| What to do |
Output the material below unchanged, apart from leaving out the pictures.

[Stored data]
------------------------
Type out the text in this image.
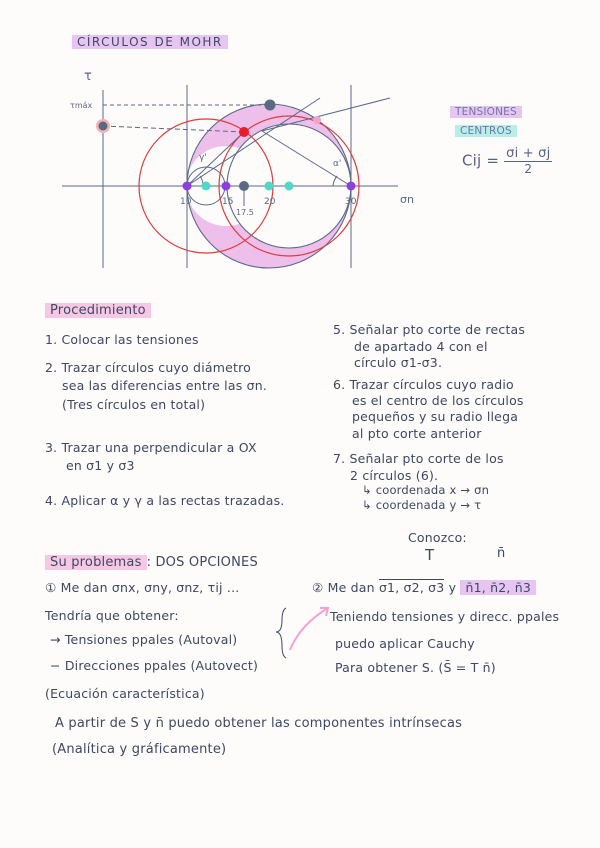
CÍRCULOS DE MOHR
TENSIONES
CENTROS
Cij = $\frac{\sigma i + \sigma j}{2}$
τ
σn
γ'
α'
10	15	20	30
17.5
τmáx
Procedimiento
1. Colocar las tensiones
2. Trazar círculos cuyo diámetro
sea las diferencias entre las σn.
(Tres círculos en total)
3. Trazar una perpendicular a OX
en σ1 y σ3
4. Aplicar α y γ a las rectas trazadas.
5. Señalar pto corte de rectas
de apartado 4 con el
círculo σ1-σ3.
6. Trazar círculos cuyo radio
es el centro de los círculos
pequeños y su radio llega
al pto corte anterior
7. Señalar pto corte de los
2 círculos (6).
↳ coordenada x → σn
↳ coordenada y → τ
Conozco:
T	n̄
Su problemas : DOS OPCIONES
① Me dan σnx, σny, σnz, τij ...	② Me dan σ1, σ2, σ3 y n̄1, n̄2, n̄3
Tendría que obtener:
→ Tensiones ppales (Autoval)
− Direcciones ppales (Autovect)
(Ecuación característica)
Teniendo tensiones y direcc. ppales
puedo aplicar Cauchy
Para obtener S. (S̄ = T n̄)
A partir de S y n̄ puedo obtener las componentes intrínsecas
(Analítica y gráficamente)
------------------------
| Complete output |
Type out the text in this image.
CÍRCULOS DE MOHR
TENSIONES
CENTROS
Cij = $\frac{\sigma i + \sigma j}{2}$
τ
σn
γ'
α'
10	15	20	30
17.5
τmáx
Procedimiento
1. Colocar las tensiones
2. Trazar círculos cuyo diámetro
sea las diferencias entre las σn.
(Tres círculos en total)
3. Trazar una perpendicular a OX
en σ1 y σ3
4. Aplicar α y γ a las rectas trazadas.
5. Señalar pto corte de rectas
de apartado 4 con el
círculo σ1-σ3.
6. Trazar círculos cuyo radio
es el centro de los círculos
pequeños y su radio llega
al pto corte anterior
7. Señalar pto corte de los
2 círculos (6).
↳ coordenada x → σn
↳ coordenada y → τ
Conozco:
T	n̄
Su problemas : DOS OPCIONES
① Me dan σnx, σny, σnz, τij ...	② Me dan σ1, σ2, σ3 y n̄1, n̄2, n̄3
Tendría que obtener:
→ Tensiones ppales (Autoval)
− Direcciones ppales (Autovect)
(Ecuación característica)
Teniendo tensiones y direcc. ppales
puedo aplicar Cauchy
Para obtener S. (S̄ = T n̄)
A partir de S y n̄ puedo obtener las componentes intrínsecas
(Analítica y gráficamente)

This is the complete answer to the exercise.